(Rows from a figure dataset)
* begin *

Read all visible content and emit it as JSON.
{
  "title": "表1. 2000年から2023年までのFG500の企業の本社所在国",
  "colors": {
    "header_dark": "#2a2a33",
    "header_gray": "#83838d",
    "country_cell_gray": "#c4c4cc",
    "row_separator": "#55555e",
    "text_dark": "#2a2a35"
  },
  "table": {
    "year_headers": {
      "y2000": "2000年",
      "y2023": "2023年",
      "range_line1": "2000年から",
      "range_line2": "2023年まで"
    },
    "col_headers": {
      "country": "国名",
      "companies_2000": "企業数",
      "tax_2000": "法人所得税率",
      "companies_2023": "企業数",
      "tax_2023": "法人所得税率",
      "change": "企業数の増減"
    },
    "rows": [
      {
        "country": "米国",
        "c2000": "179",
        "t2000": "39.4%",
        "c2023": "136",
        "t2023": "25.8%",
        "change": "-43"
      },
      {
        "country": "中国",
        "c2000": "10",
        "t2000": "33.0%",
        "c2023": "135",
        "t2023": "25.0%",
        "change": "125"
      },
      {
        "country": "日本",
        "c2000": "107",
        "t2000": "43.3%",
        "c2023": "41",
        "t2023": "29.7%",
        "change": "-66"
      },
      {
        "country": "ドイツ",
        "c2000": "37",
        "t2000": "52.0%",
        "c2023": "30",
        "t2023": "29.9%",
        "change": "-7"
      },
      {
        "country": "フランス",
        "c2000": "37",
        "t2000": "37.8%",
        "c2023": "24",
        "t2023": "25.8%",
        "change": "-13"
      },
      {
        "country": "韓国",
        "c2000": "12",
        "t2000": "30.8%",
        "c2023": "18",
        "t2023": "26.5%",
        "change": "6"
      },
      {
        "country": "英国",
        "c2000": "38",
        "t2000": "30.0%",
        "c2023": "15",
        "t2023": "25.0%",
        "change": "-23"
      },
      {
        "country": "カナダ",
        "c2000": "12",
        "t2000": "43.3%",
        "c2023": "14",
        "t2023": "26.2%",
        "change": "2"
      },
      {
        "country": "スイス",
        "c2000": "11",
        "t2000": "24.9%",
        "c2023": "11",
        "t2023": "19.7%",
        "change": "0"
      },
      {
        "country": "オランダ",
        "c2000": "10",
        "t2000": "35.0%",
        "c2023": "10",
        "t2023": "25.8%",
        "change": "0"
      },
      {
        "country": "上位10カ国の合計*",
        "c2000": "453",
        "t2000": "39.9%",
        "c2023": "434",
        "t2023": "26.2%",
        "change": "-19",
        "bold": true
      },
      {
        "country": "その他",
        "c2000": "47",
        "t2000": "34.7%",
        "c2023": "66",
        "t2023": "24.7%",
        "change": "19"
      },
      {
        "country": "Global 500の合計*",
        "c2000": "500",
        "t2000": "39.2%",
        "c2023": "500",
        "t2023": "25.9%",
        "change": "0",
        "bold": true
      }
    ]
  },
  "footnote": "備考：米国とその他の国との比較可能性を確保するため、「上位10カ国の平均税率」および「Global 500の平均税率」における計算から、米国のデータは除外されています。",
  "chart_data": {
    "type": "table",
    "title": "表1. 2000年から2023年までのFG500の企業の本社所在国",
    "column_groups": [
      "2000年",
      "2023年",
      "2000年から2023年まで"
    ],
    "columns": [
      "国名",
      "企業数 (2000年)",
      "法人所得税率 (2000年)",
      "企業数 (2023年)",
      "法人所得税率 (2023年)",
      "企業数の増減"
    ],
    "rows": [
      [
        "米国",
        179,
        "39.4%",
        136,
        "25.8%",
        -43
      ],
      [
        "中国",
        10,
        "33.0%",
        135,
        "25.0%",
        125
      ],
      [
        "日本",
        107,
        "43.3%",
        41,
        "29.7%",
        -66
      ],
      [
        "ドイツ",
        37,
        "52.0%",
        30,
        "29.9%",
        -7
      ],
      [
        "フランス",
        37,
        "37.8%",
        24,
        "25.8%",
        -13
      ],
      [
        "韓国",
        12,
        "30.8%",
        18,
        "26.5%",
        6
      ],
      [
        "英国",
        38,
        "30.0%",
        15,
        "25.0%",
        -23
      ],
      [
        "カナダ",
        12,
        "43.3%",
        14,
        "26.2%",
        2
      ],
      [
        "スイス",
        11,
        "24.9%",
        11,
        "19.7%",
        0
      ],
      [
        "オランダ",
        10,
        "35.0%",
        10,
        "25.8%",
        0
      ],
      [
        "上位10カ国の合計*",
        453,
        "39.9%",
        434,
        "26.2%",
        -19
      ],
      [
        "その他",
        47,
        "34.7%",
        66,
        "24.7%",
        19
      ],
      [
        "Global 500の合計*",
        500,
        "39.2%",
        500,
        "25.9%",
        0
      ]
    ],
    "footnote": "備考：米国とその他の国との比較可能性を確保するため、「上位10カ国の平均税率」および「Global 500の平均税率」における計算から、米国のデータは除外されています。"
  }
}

* end *

## SHORT TASK:
Every entry above needs to be quoted exactly.

## RESULT FOR THIS TASK:
Read all visible content and emit it as JSON.
{
  "title": "表1. 2000年から2023年までのFG500の企業の本社所在国",
  "colors": {
    "header_dark": "#2a2a33",
    "header_gray": "#83838d",
    "country_cell_gray": "#c4c4cc",
    "row_separator": "#55555e",
    "text_dark": "#2a2a35"
  },
  "table": {
    "year_headers": {
      "y2000": "2000年",
      "y2023": "2023年",
      "range_line1": "2000年から",
      "range_line2": "2023年まで"
    },
    "col_headers": {
      "country": "国名",
      "companies_2000": "企業数",
      "tax_2000": "法人所得税率",
      "companies_2023": "企業数",
      "tax_2023": "法人所得税率",
      "change": "企業数の増減"
    },
    "rows": [
      {
        "country": "米国",
        "c2000": "179",
        "t2000": "39.4%",
        "c2023": "136",
        "t2023": "25.8%",
        "change": "-43"
      },
      {
        "country": "中国",
        "c2000": "10",
        "t2000": "33.0%",
        "c2023": "135",
        "t2023": "25.0%",
        "change": "125"
      },
      {
        "country": "日本",
        "c2000": "107",
        "t2000": "43.3%",
        "c2023": "41",
        "t2023": "29.7%",
        "change": "-66"
      },
      {
        "country": "ドイツ",
        "c2000": "37",
        "t2000": "52.0%",
        "c2023": "30",
        "t2023": "29.9%",
        "change": "-7"
      },
      {
        "country": "フランス",
        "c2000": "37",
        "t2000": "37.8%",
        "c2023": "24",
        "t2023": "25.8%",
        "change": "-13"
      },
      {
        "country": "韓国",
        "c2000": "12",
        "t2000": "30.8%",
        "c2023": "18",
        "t2023": "26.5%",
        "change": "6"
      },
      {
        "country": "英国",
        "c2000": "38",
        "t2000": "30.0%",
        "c2023": "15",
        "t2023": "25.0%",
        "change": "-23"
      },
      {
        "country": "カナダ",
        "c2000": "12",
        "t2000": "43.3%",
        "c2023": "14",
        "t2023": "26.2%",
        "change": "2"
      },
      {
        "country": "スイス",
        "c2000": "11",
        "t2000": "24.9%",
        "c2023": "11",
        "t2023": "19.7%",
        "change": "0"
      },
      {
        "country": "オランダ",
        "c2000": "10",
        "t2000": "35.0%",
        "c2023": "10",
        "t2023": "25.8%",
        "change": "0"
      },
      {
        "country": "上位10カ国の合計*",
        "c2000": "453",
        "t2000": "39.9%",
        "c2023": "434",
        "t2023": "26.2%",
        "change": "-19",
        "bold": true
      },
      {
        "country": "その他",
        "c2000": "47",
        "t2000": "34.7%",
        "c2023": "66",
        "t2023": "24.7%",
        "change": "19"
      },
      {
        "country": "Global 500の合計*",
        "c2000": "500",
        "t2000": "39.2%",
        "c2023": "500",
        "t2023": "25.9%",
        "change": "0",
        "bold": true
      }
    ]
  },
  "footnote": "備考：米国とその他の国との比較可能性を確保するため、「上位10カ国の平均税率」および「Global 500の平均税率」における計算から、米国のデータは除外されています。",
  "chart_data": {
    "type": "table",
    "title": "表1. 2000年から2023年までのFG500の企業の本社所在国",
    "column_groups": [
      "2000年",
      "2023年",
      "2000年から2023年まで"
    ],
    "columns": [
      "国名",
      "企業数 (2000年)",
      "法人所得税率 (2000年)",
      "企業数 (2023年)",
      "法人所得税率 (2023年)",
      "企業数の増減"
    ],
    "rows": [
      [
        "米国",
        179,
        "39.4%",
        136,
        "25.8%",
        -43
      ],
      [
        "中国",
        10,
        "33.0%",
        135,
        "25.0%",
        125
      ],
      [
        "日本",
        107,
        "43.3%",
        41,
        "29.7%",
        -66
      ],
      [
        "ドイツ",
        37,
        "52.0%",
        30,
        "29.9%",
        -7
      ],
      [
        "フランス",
        37,
        "37.8%",
        24,
        "25.8%",
        -13
      ],
      [
        "韓国",
        12,
        "30.8%",
        18,
        "26.5%",
        6
      ],
      [
        "英国",
        38,
        "30.0%",
        15,
        "25.0%",
        -23
      ],
      [
        "カナダ",
        12,
        "43.3%",
        14,
        "26.2%",
        2
      ],
      [
        "スイス",
        11,
        "24.9%",
        11,
        "19.7%",
        0
      ],
      [
        "オランダ",
        10,
        "35.0%",
        10,
        "25.8%",
        0
      ],
      [
        "上位10カ国の合計*",
        453,
        "39.9%",
        434,
        "26.2%",
        -19
      ],
      [
        "その他",
        47,
        "34.7%",
        66,
        "24.7%",
        19
      ],
      [
        "Global 500の合計*",
        500,
        "39.2%",
        500,
        "25.9%",
        0
      ]
    ],
    "footnote": "備考：米国とその他の国との比較可能性を確保するため、「上位10カ国の平均税率」および「Global 500の平均税率」における計算から、米国のデータは除外されています。"
  }
}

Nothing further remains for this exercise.